Stored records

::::::::::

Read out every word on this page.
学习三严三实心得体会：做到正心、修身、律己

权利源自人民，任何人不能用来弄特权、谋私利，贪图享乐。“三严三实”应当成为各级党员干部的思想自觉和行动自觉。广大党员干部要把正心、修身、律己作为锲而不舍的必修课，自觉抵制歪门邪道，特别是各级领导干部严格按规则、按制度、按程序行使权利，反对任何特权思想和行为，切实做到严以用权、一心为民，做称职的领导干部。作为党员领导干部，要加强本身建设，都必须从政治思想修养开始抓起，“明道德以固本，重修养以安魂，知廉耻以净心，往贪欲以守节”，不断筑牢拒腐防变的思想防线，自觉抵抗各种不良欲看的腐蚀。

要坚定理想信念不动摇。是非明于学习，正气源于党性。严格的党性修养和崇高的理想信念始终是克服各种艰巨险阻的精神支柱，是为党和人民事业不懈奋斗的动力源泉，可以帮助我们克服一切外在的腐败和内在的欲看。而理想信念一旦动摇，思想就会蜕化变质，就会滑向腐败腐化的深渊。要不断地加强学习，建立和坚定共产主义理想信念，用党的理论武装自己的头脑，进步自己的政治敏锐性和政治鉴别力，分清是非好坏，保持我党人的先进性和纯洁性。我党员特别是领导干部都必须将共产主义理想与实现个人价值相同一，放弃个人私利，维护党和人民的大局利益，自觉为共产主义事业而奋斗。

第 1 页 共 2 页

::::::::::

* [REQUIRED WORK]: Give every line of the material again, exactly as it reads.

* [FULL OUTPUT]:
Read out every word on this page.
学习三严三实心得体会：做到正心、修身、律己

权利源自人民，任何人不能用来弄特权、谋私利，贪图享乐。“三严三实”应当成为各级党员干部的思想自觉和行动自觉。广大党员干部要把正心、修身、律己作为锲而不舍的必修课，自觉抵制歪门邪道，特别是各级领导干部严格按规则、按制度、按程序行使权利，反对任何特权思想和行为，切实做到严以用权、一心为民，做称职的领导干部。作为党员领导干部，要加强本身建设，都必须从政治思想修养开始抓起，“明道德以固本，重修养以安魂，知廉耻以净心，往贪欲以守节”，不断筑牢拒腐防变的思想防线，自觉抵抗各种不良欲看的腐蚀。

要坚定理想信念不动摇。是非明于学习，正气源于党性。严格的党性修养和崇高的理想信念始终是克服各种艰巨险阻的精神支柱，是为党和人民事业不懈奋斗的动力源泉，可以帮助我们克服一切外在的腐败和内在的欲看。而理想信念一旦动摇，思想就会蜕化变质，就会滑向腐败腐化的深渊。要不断地加强学习，建立和坚定共产主义理想信念，用党的理论武装自己的头脑，进步自己的政治敏锐性和政治鉴别力，分清是非好坏，保持我党人的先进性和纯洁性。我党员特别是领导干部都必须将共产主义理想与实现个人价值相同一，放弃个人私利，维护党和人民的大局利益，自觉为共产主义事业而奋斗。

第 1 页 共 2 页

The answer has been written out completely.